Challenge:
Write out the material exactly, without any of its pictures.

#####

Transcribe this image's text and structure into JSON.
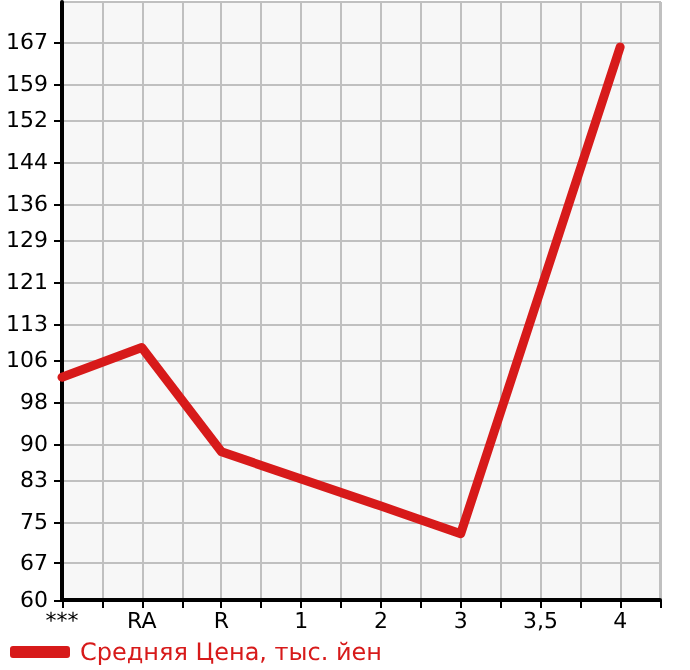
{
  "chart_data": {
    "type": "line",
    "categories": [
      "***",
      "RA",
      "R",
      "1",
      "2",
      "3",
      "3,5",
      "4"
    ],
    "series": [
      {
        "name": "Средняя Цена, тыс. йен",
        "color": "#d71a1a",
        "values": [
          102.7,
          108.4,
          88.4,
          83.2,
          78.0,
          72.7,
          119.3,
          166
        ]
      }
    ],
    "ylim": [
      60,
      174.64
    ],
    "yticks": [
      60,
      67,
      75,
      83,
      90,
      98,
      106,
      113,
      121,
      129,
      136,
      144,
      152,
      159,
      167
    ],
    "grid": true,
    "legend": "bottom left",
    "marker": "none",
    "line_style": "solid"
  }
}
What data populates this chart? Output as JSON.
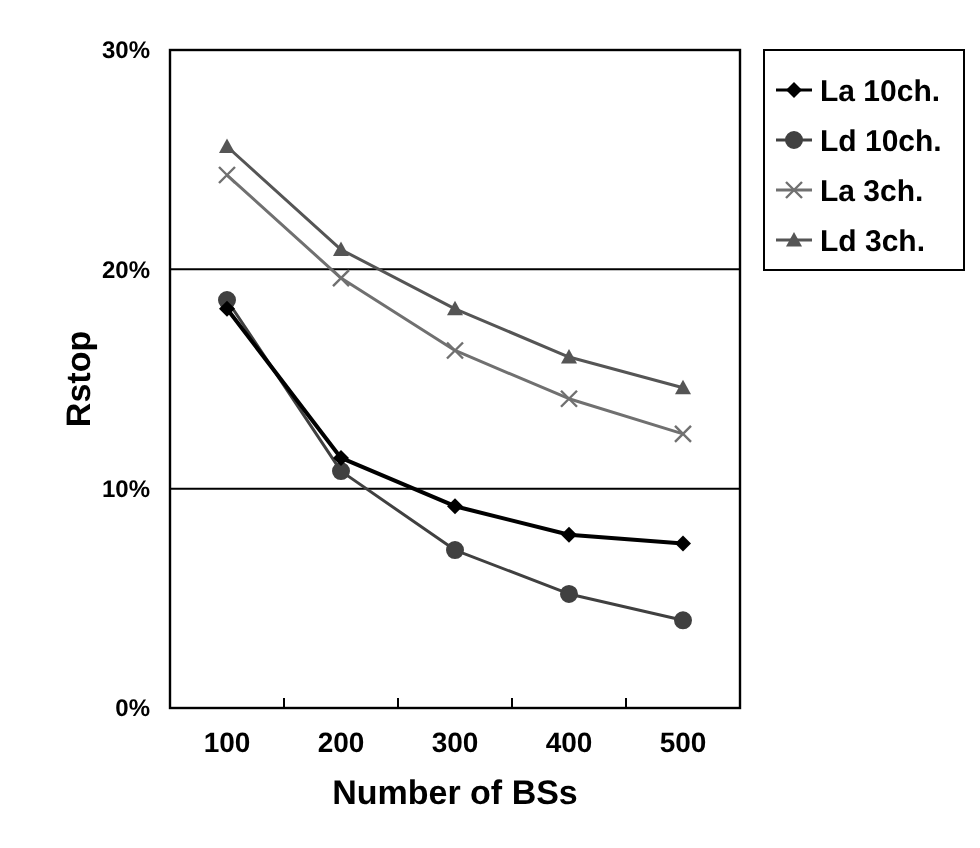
{
  "chart_data": {
    "type": "line",
    "xlabel": "Number of BSs",
    "ylabel": "Rstop",
    "categories": [
      "100",
      "200",
      "300",
      "400",
      "500"
    ],
    "series": [
      {
        "name": "La 10ch.",
        "color": "#000000",
        "marker": "diamond",
        "values": [
          18.2,
          11.4,
          9.2,
          7.9,
          7.5
        ]
      },
      {
        "name": "Ld 10ch.",
        "color": "#404040",
        "marker": "circle",
        "values": [
          18.6,
          10.8,
          7.2,
          5.2,
          4.0
        ]
      },
      {
        "name": "La 3ch.",
        "color": "#707070",
        "marker": "cross",
        "values": [
          24.3,
          19.6,
          16.3,
          14.1,
          12.5
        ]
      },
      {
        "name": "Ld 3ch.",
        "color": "#555555",
        "marker": "triangle",
        "values": [
          25.6,
          20.9,
          18.2,
          16.0,
          14.6
        ]
      }
    ],
    "ylim": [
      0,
      30
    ],
    "yticks": [
      {
        "value": 0,
        "label": "0%"
      },
      {
        "value": 10,
        "label": "10%"
      },
      {
        "value": 20,
        "label": "20%"
      },
      {
        "value": 30,
        "label": "30%"
      }
    ],
    "grid": "y",
    "legend": "right",
    "line_style": "solid"
  }
}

#####

Task output:
Transcribe this image's text and structure into JSON.
{
  "chart_data": {
    "type": "line",
    "categories": [
      "***",
      "RA",
      "R",
      "1",
      "2",
      "3",
      "3,5",
      "4"
    ],
    "series": [
      {
        "name": "Средняя Цена, тыс. йен",
        "color": "#d71a1a",
        "values": [
          102.7,
          108.4,
          88.4,
          83.2,
          78.0,
          72.7,
          119.3,
          166
        ]
      }
    ],
    "ylim": [
      60,
      174.64
    ],
    "yticks": [
      60,
      67,
      75,
      83,
      90,
      98,
      106,
      113,
      121,
      129,
      136,
      144,
      152,
      159,
      167
    ],
    "grid": true,
    "legend": "bottom left",
    "marker": "none",
    "line_style": "solid"
  }
}
What data populates this chart? Output as JSON.
{
  "chart_data": {
    "type": "line",
    "xlabel": "Number of BSs",
    "ylabel": "Rstop",
    "categories": [
      "100",
      "200",
      "300",
      "400",
      "500"
    ],
    "series": [
      {
        "name": "La 10ch.",
        "color": "#000000",
        "marker": "diamond",
        "values": [
          18.2,
          11.4,
          9.2,
          7.9,
          7.5
        ]
      },
      {
        "name": "Ld 10ch.",
        "color": "#404040",
        "marker": "circle",
        "values": [
          18.6,
          10.8,
          7.2,
          5.2,
          4.0
        ]
      },
      {
        "name": "La 3ch.",
        "color": "#707070",
        "marker": "cross",
        "values": [
          24.3,
          19.6,
          16.3,
          14.1,
          12.5
        ]
      },
      {
        "name": "Ld 3ch.",
        "color": "#555555",
        "marker": "triangle",
        "values": [
          25.6,
          20.9,
          18.2,
          16.0,
          14.6
        ]
      }
    ],
    "ylim": [
      0,
      30
    ],
    "yticks": [
      {
        "value": 0,
        "label": "0%"
      },
      {
        "value": 10,
        "label": "10%"
      },
      {
        "value": 20,
        "label": "20%"
      },
      {
        "value": 30,
        "label": "30%"
      }
    ],
    "grid": "y",
    "legend": "right",
    "line_style": "solid"
  }
}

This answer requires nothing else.